EXERCISE INSTRUCTIONS
Retype the listing that follows, word for word.

---- EXERCISE MATERIAL

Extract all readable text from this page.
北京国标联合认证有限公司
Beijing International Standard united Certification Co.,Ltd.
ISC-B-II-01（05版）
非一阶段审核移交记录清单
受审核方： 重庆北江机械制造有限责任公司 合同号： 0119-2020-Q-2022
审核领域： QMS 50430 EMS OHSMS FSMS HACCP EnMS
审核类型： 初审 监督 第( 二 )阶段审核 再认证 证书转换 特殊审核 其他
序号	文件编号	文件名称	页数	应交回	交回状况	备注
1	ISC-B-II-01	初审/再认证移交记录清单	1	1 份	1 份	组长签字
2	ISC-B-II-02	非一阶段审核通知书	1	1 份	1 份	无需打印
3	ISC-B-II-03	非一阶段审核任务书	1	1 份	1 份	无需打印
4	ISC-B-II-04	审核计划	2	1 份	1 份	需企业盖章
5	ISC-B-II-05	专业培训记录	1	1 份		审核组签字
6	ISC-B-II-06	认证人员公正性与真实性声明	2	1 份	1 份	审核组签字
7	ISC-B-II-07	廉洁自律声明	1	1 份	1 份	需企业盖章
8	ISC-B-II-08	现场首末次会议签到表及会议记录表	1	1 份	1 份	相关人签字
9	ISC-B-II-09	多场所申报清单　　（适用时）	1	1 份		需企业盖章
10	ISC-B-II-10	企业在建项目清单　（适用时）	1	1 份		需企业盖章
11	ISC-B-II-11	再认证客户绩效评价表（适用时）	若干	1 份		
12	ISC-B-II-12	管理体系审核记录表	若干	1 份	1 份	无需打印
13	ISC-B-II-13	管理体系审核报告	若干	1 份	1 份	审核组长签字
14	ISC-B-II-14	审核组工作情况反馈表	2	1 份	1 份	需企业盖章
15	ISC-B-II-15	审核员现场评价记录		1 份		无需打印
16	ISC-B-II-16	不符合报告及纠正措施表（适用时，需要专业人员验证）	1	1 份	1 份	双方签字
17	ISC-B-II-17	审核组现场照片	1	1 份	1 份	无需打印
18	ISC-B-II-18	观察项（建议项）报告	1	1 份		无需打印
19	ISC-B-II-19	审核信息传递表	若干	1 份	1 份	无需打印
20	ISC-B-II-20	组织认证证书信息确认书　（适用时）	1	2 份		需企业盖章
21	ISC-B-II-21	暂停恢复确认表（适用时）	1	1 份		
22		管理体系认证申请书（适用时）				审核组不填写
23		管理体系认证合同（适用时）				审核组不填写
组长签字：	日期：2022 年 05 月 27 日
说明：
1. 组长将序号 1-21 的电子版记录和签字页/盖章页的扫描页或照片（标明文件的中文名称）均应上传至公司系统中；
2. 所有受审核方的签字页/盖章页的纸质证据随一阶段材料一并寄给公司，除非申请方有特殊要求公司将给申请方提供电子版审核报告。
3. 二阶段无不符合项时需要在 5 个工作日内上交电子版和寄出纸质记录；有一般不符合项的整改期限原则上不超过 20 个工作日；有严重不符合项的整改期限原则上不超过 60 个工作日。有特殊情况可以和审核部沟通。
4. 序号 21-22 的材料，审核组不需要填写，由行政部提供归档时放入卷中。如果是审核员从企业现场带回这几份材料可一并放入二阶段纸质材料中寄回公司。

--------

ANSWER FOR THE TASK
Extract all readable text from this page.
北京国标联合认证有限公司
Beijing International Standard united Certification Co.,Ltd.
ISC-B-II-01（05版）
非一阶段审核移交记录清单
受审核方： 重庆北江机械制造有限责任公司 合同号： 0119-2020-Q-2022
审核领域： QMS 50430 EMS OHSMS FSMS HACCP EnMS
审核类型： 初审 监督 第( 二 )阶段审核 再认证 证书转换 特殊审核 其他
序号	文件编号	文件名称	页数	应交回	交回状况	备注
1	ISC-B-II-01	初审/再认证移交记录清单	1	1 份	1 份	组长签字
2	ISC-B-II-02	非一阶段审核通知书	1	1 份	1 份	无需打印
3	ISC-B-II-03	非一阶段审核任务书	1	1 份	1 份	无需打印
4	ISC-B-II-04	审核计划	2	1 份	1 份	需企业盖章
5	ISC-B-II-05	专业培训记录	1	1 份		审核组签字
6	ISC-B-II-06	认证人员公正性与真实性声明	2	1 份	1 份	审核组签字
7	ISC-B-II-07	廉洁自律声明	1	1 份	1 份	需企业盖章
8	ISC-B-II-08	现场首末次会议签到表及会议记录表	1	1 份	1 份	相关人签字
9	ISC-B-II-09	多场所申报清单　　（适用时）	1	1 份		需企业盖章
10	ISC-B-II-10	企业在建项目清单　（适用时）	1	1 份		需企业盖章
11	ISC-B-II-11	再认证客户绩效评价表（适用时）	若干	1 份		
12	ISC-B-II-12	管理体系审核记录表	若干	1 份	1 份	无需打印
13	ISC-B-II-13	管理体系审核报告	若干	1 份	1 份	审核组长签字
14	ISC-B-II-14	审核组工作情况反馈表	2	1 份	1 份	需企业盖章
15	ISC-B-II-15	审核员现场评价记录		1 份		无需打印
16	ISC-B-II-16	不符合报告及纠正措施表（适用时，需要专业人员验证）	1	1 份	1 份	双方签字
17	ISC-B-II-17	审核组现场照片	1	1 份	1 份	无需打印
18	ISC-B-II-18	观察项（建议项）报告	1	1 份		无需打印
19	ISC-B-II-19	审核信息传递表	若干	1 份	1 份	无需打印
20	ISC-B-II-20	组织认证证书信息确认书　（适用时）	1	2 份		需企业盖章
21	ISC-B-II-21	暂停恢复确认表（适用时）	1	1 份		
22		管理体系认证申请书（适用时）				审核组不填写
23		管理体系认证合同（适用时）				审核组不填写
组长签字：	日期：2022 年 05 月 27 日
说明：
1. 组长将序号 1-21 的电子版记录和签字页/盖章页的扫描页或照片（标明文件的中文名称）均应上传至公司系统中；
2. 所有受审核方的签字页/盖章页的纸质证据随一阶段材料一并寄给公司，除非申请方有特殊要求公司将给申请方提供电子版审核报告。
3. 二阶段无不符合项时需要在 5 个工作日内上交电子版和寄出纸质记录；有一般不符合项的整改期限原则上不超过 20 个工作日；有严重不符合项的整改期限原则上不超过 60 个工作日。有特殊情况可以和审核部沟通。
4. 序号 21-22 的材料，审核组不需要填写，由行政部提供归档时放入卷中。如果是审核员从企业现场带回这几份材料可一并放入二阶段纸质材料中寄回公司。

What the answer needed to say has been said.